• TASK DESCRIPTION
Which lines of the records contain "kind"? Collect every one of them.

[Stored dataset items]

******************************

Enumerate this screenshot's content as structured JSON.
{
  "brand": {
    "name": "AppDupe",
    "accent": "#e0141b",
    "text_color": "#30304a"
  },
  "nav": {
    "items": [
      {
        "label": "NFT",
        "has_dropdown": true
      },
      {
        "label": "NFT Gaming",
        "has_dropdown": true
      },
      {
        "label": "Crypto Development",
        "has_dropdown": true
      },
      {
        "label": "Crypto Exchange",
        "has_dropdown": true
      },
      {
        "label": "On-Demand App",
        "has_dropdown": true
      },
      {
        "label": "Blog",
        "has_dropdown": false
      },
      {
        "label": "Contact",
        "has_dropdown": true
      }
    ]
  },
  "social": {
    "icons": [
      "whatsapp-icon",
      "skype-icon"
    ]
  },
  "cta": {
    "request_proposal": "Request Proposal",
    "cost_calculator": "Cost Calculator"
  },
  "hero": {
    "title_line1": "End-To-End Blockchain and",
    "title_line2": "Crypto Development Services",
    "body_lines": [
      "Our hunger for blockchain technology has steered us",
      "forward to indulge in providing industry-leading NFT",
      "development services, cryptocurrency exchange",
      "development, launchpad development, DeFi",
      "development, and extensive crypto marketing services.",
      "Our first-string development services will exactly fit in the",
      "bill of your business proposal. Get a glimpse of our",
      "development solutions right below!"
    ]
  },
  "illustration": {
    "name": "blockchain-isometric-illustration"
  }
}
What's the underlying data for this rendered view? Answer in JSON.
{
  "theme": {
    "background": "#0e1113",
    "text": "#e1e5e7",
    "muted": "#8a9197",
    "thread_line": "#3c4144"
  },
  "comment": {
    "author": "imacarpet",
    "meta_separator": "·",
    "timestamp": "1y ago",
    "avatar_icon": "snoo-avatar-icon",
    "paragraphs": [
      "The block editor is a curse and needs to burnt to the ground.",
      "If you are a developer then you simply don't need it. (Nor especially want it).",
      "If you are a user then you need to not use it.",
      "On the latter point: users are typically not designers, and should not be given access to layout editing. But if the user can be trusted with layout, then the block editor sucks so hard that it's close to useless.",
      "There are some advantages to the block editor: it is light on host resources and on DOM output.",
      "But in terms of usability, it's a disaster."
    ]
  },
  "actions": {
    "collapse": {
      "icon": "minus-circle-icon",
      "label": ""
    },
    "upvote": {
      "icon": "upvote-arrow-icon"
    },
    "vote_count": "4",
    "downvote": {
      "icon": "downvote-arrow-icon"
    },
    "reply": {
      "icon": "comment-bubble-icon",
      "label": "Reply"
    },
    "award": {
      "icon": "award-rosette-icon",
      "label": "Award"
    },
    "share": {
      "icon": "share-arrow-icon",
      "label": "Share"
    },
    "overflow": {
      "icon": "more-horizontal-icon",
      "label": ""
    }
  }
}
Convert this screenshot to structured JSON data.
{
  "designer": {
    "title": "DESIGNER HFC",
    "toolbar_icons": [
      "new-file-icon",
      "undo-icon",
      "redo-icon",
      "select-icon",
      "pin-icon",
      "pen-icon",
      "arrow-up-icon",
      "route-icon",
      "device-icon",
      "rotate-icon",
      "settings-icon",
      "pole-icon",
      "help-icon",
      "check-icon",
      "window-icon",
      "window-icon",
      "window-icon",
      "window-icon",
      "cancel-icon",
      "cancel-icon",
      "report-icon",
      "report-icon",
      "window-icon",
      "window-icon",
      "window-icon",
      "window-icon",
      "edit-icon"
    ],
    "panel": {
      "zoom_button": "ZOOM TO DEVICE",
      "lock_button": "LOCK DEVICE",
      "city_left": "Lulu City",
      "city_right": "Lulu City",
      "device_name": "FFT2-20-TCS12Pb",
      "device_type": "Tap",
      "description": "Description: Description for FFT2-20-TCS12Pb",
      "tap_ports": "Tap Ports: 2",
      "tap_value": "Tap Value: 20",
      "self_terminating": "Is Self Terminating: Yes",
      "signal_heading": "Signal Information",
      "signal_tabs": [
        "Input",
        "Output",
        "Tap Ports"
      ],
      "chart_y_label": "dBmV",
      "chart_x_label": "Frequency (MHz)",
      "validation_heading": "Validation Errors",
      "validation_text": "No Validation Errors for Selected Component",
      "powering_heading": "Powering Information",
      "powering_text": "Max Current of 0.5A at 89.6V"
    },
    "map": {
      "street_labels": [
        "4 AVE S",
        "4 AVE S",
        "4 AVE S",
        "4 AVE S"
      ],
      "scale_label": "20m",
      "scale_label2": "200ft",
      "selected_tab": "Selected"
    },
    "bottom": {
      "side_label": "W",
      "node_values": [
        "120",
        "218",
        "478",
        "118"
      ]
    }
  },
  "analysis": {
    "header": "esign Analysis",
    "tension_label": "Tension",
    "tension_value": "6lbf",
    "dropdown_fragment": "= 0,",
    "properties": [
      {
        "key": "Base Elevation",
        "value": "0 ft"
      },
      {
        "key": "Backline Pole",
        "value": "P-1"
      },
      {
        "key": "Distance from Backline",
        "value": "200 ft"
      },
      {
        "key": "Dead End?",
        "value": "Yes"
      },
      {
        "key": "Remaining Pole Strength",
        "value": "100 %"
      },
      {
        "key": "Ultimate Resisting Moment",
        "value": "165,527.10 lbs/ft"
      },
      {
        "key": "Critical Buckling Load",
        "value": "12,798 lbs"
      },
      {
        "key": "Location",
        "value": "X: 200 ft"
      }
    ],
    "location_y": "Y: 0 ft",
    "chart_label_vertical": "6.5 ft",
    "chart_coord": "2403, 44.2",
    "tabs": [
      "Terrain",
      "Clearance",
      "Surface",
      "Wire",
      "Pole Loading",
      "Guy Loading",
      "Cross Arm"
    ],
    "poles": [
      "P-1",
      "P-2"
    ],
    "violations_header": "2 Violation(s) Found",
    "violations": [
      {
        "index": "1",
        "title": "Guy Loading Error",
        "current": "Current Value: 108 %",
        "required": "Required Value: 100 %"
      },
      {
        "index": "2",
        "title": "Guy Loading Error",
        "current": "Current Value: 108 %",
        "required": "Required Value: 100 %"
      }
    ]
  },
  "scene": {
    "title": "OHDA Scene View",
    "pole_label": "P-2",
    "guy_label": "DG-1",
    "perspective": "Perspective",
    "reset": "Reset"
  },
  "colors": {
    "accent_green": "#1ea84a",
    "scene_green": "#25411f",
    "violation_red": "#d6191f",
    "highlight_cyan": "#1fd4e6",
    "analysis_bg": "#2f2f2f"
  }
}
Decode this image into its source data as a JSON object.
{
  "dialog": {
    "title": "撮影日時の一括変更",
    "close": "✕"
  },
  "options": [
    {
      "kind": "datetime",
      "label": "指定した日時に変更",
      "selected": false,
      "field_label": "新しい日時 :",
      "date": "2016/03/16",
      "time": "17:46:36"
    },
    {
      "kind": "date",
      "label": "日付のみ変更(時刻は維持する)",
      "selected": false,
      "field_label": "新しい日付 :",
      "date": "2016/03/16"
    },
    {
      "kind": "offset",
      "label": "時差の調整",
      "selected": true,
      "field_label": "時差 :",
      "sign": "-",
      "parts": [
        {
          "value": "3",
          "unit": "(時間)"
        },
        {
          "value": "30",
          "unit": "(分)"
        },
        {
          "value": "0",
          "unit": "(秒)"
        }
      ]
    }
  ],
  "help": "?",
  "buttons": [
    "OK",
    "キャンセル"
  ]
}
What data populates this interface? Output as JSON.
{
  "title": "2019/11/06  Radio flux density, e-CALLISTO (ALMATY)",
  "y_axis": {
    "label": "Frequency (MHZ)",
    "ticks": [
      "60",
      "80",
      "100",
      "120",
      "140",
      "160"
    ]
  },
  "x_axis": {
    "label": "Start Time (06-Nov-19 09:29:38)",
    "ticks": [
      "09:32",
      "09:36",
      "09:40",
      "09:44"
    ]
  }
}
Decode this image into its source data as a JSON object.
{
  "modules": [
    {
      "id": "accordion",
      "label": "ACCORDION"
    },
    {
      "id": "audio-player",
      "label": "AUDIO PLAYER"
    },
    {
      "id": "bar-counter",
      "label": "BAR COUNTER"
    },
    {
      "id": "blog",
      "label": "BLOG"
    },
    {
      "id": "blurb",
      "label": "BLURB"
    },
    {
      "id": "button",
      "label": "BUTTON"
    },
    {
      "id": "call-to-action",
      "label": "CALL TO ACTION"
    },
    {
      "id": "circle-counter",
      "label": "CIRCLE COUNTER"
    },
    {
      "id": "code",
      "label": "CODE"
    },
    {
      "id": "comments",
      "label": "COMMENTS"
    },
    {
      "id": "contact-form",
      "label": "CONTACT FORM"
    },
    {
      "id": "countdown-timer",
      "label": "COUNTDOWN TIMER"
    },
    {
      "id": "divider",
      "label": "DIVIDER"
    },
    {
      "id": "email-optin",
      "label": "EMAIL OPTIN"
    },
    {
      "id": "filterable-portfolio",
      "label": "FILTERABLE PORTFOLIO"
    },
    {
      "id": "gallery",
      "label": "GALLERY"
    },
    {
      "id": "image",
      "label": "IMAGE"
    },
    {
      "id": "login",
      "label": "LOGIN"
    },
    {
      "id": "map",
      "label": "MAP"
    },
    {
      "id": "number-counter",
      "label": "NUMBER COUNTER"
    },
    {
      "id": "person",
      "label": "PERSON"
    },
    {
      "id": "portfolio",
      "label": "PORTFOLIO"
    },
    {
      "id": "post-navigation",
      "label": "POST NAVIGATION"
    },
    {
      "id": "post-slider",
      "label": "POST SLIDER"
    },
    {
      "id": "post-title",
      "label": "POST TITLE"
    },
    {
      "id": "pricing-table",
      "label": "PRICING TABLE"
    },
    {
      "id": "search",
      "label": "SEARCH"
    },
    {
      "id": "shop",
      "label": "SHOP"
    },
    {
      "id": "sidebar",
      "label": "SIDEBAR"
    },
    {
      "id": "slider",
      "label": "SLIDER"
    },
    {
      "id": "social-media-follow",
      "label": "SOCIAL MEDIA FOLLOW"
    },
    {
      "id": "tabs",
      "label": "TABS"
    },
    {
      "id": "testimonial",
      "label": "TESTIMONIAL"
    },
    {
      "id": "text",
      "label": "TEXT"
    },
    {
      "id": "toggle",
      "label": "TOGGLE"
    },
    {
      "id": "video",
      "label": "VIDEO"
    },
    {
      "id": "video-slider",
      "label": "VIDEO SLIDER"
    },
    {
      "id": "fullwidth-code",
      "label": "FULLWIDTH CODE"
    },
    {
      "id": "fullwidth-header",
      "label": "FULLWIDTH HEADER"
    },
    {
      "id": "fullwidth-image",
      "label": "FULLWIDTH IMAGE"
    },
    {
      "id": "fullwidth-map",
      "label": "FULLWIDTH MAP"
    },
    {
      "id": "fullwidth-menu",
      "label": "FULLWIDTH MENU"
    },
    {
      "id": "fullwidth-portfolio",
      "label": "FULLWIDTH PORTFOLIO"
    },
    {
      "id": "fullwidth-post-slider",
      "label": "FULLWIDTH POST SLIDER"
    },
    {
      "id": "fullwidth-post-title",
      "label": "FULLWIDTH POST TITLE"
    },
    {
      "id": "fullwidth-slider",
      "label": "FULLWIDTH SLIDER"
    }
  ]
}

******************************

• TASK SOLUTION
      "kind": "datetime",
      "kind": "date",
      "kind": "offset",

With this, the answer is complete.